- [Material for the task]:
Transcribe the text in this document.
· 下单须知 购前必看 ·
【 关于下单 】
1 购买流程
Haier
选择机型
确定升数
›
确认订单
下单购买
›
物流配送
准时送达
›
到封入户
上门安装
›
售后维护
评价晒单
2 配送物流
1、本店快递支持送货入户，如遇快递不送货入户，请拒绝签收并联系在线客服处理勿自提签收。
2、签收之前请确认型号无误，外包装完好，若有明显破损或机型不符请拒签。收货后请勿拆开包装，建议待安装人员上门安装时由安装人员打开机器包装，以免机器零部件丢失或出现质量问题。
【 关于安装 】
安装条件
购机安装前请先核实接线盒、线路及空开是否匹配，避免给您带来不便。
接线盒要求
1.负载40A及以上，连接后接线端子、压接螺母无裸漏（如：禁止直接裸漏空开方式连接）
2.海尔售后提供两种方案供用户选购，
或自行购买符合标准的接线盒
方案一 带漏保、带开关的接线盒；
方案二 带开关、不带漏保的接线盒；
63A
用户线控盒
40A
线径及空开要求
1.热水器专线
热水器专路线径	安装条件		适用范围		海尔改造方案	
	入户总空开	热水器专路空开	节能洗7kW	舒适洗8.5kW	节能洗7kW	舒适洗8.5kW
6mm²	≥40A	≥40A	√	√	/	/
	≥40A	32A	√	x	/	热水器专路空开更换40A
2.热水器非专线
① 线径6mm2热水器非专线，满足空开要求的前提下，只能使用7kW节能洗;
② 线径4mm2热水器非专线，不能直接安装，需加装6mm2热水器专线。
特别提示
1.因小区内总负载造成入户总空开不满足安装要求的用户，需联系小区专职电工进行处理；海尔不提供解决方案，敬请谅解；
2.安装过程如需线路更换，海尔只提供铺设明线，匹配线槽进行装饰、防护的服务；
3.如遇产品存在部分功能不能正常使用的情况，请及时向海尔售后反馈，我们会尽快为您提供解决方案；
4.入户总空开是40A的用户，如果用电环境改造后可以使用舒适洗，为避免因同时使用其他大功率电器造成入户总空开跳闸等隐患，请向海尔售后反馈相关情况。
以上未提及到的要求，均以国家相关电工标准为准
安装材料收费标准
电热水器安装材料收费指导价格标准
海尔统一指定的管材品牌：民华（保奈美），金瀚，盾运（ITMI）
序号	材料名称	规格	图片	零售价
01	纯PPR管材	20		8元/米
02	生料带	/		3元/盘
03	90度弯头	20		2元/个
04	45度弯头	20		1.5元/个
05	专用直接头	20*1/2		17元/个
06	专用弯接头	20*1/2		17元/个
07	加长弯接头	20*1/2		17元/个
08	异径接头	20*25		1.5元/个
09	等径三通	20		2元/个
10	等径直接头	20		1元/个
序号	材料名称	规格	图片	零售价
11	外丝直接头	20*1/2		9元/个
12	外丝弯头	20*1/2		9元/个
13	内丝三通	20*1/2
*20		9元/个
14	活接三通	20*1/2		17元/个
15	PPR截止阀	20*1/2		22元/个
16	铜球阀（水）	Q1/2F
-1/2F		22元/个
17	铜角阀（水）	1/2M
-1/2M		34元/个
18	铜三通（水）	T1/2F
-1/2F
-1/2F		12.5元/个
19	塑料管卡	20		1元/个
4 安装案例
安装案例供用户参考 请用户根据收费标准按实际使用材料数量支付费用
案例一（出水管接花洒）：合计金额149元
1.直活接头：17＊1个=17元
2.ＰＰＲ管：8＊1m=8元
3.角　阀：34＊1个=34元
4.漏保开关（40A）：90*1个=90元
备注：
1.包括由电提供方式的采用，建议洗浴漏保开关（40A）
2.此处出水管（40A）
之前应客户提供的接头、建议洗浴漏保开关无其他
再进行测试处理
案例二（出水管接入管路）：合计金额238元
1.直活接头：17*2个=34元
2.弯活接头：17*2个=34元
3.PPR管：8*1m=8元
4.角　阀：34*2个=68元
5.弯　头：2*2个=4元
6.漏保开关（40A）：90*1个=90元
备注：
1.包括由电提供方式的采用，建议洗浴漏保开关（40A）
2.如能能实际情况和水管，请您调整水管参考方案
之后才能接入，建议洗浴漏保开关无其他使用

- [The task]:
Copy out all of the records shown above exactly.

- [Output of the exercise]:
Transcribe the text in this document.
· 下单须知 购前必看 ·
【 关于下单 】
1 购买流程
Haier
选择机型
确定升数
›
确认订单
下单购买
›
物流配送
准时送达
›
到封入户
上门安装
›
售后维护
评价晒单
2 配送物流
1、本店快递支持送货入户，如遇快递不送货入户，请拒绝签收并联系在线客服处理勿自提签收。
2、签收之前请确认型号无误，外包装完好，若有明显破损或机型不符请拒签。收货后请勿拆开包装，建议待安装人员上门安装时由安装人员打开机器包装，以免机器零部件丢失或出现质量问题。
【 关于安装 】
安装条件
购机安装前请先核实接线盒、线路及空开是否匹配，避免给您带来不便。
接线盒要求
1.负载40A及以上，连接后接线端子、压接螺母无裸漏（如：禁止直接裸漏空开方式连接）
2.海尔售后提供两种方案供用户选购，
或自行购买符合标准的接线盒
方案一 带漏保、带开关的接线盒；
方案二 带开关、不带漏保的接线盒；
63A
用户线控盒
40A
线径及空开要求
1.热水器专线
热水器专路线径	安装条件		适用范围		海尔改造方案	
	入户总空开	热水器专路空开	节能洗7kW	舒适洗8.5kW	节能洗7kW	舒适洗8.5kW
6mm²	≥40A	≥40A	√	√	/	/
	≥40A	32A	√	x	/	热水器专路空开更换40A
2.热水器非专线
① 线径6mm2热水器非专线，满足空开要求的前提下，只能使用7kW节能洗;
② 线径4mm2热水器非专线，不能直接安装，需加装6mm2热水器专线。
特别提示
1.因小区内总负载造成入户总空开不满足安装要求的用户，需联系小区专职电工进行处理；海尔不提供解决方案，敬请谅解；
2.安装过程如需线路更换，海尔只提供铺设明线，匹配线槽进行装饰、防护的服务；
3.如遇产品存在部分功能不能正常使用的情况，请及时向海尔售后反馈，我们会尽快为您提供解决方案；
4.入户总空开是40A的用户，如果用电环境改造后可以使用舒适洗，为避免因同时使用其他大功率电器造成入户总空开跳闸等隐患，请向海尔售后反馈相关情况。
以上未提及到的要求，均以国家相关电工标准为准
安装材料收费标准
电热水器安装材料收费指导价格标准
海尔统一指定的管材品牌：民华（保奈美），金瀚，盾运（ITMI）
序号	材料名称	规格	图片	零售价
01	纯PPR管材	20		8元/米
02	生料带	/		3元/盘
03	90度弯头	20		2元/个
04	45度弯头	20		1.5元/个
05	专用直接头	20*1/2		17元/个
06	专用弯接头	20*1/2		17元/个
07	加长弯接头	20*1/2		17元/个
08	异径接头	20*25		1.5元/个
09	等径三通	20		2元/个
10	等径直接头	20		1元/个
序号	材料名称	规格	图片	零售价
11	外丝直接头	20*1/2		9元/个
12	外丝弯头	20*1/2		9元/个
13	内丝三通	20*1/2
*20		9元/个
14	活接三通	20*1/2		17元/个
15	PPR截止阀	20*1/2		22元/个
16	铜球阀（水）	Q1/2F
-1/2F		22元/个
17	铜角阀（水）	1/2M
-1/2M		34元/个
18	铜三通（水）	T1/2F
-1/2F
-1/2F		12.5元/个
19	塑料管卡	20		1元/个
4 安装案例
安装案例供用户参考 请用户根据收费标准按实际使用材料数量支付费用
案例一（出水管接花洒）：合计金额149元
1.直活接头：17＊1个=17元
2.ＰＰＲ管：8＊1m=8元
3.角　阀：34＊1个=34元
4.漏保开关（40A）：90*1个=90元
备注：
1.包括由电提供方式的采用，建议洗浴漏保开关（40A）
2.此处出水管（40A）
之前应客户提供的接头、建议洗浴漏保开关无其他
再进行测试处理
案例二（出水管接入管路）：合计金额238元
1.直活接头：17*2个=34元
2.弯活接头：17*2个=34元
3.PPR管：8*1m=8元
4.角　阀：34*2个=68元
5.弯　头：2*2个=4元
6.漏保开关（40A）：90*1个=90元
备注：
1.包括由电提供方式的采用，建议洗浴漏保开关（40A）
2.如能能实际情况和水管，请您调整水管参考方案
之后才能接入，建议洗浴漏保开关无其他使用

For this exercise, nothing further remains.